WHAT IS REQUIRED: Select and reproduce each line of the listing below that bears the string "this".

==== TASK MATERIAL ====

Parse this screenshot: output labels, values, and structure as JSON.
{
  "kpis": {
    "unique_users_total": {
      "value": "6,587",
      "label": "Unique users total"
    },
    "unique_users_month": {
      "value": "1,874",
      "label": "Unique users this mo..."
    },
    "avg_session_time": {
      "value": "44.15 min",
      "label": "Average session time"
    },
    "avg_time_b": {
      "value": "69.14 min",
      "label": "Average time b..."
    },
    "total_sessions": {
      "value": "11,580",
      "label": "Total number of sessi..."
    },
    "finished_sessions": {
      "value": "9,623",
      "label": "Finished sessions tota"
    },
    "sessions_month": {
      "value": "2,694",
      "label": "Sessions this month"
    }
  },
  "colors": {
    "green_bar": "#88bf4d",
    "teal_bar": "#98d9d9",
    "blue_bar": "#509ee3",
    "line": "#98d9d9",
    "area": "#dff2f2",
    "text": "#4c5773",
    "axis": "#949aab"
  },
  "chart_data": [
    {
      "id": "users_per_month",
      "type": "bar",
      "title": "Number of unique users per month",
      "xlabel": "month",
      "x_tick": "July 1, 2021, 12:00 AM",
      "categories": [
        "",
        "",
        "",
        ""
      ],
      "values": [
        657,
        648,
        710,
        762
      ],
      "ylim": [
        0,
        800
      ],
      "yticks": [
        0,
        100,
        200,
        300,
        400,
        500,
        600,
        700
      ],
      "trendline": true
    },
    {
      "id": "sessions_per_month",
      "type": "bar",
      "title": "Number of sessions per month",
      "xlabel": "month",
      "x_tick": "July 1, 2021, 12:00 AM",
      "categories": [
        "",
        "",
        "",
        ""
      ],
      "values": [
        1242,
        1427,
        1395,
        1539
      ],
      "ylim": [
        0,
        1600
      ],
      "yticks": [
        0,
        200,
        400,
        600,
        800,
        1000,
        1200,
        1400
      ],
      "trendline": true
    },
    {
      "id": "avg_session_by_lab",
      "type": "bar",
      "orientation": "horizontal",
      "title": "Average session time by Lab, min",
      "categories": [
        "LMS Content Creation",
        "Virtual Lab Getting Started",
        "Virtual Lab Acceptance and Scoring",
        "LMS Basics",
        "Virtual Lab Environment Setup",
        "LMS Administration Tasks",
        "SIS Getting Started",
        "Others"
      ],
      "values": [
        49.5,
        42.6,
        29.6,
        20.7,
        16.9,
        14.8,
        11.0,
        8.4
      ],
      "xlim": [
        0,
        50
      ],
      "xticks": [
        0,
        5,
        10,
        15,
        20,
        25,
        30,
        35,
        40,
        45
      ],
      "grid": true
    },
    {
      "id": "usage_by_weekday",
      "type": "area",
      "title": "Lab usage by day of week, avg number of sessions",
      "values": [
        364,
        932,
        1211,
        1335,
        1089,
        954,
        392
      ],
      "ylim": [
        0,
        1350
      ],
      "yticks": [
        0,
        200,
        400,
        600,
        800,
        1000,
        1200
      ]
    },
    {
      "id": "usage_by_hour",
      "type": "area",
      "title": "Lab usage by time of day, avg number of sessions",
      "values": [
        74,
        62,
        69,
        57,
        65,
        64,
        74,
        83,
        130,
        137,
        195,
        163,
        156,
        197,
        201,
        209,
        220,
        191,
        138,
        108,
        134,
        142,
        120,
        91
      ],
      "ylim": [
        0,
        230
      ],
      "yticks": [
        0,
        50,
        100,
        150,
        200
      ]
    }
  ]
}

====

EXERCISE SOLUTION:
Parse this screenshot: output labels, values, and structure as JSON.
      "label": "Unique users this mo..."
      "label": "Sessions this month"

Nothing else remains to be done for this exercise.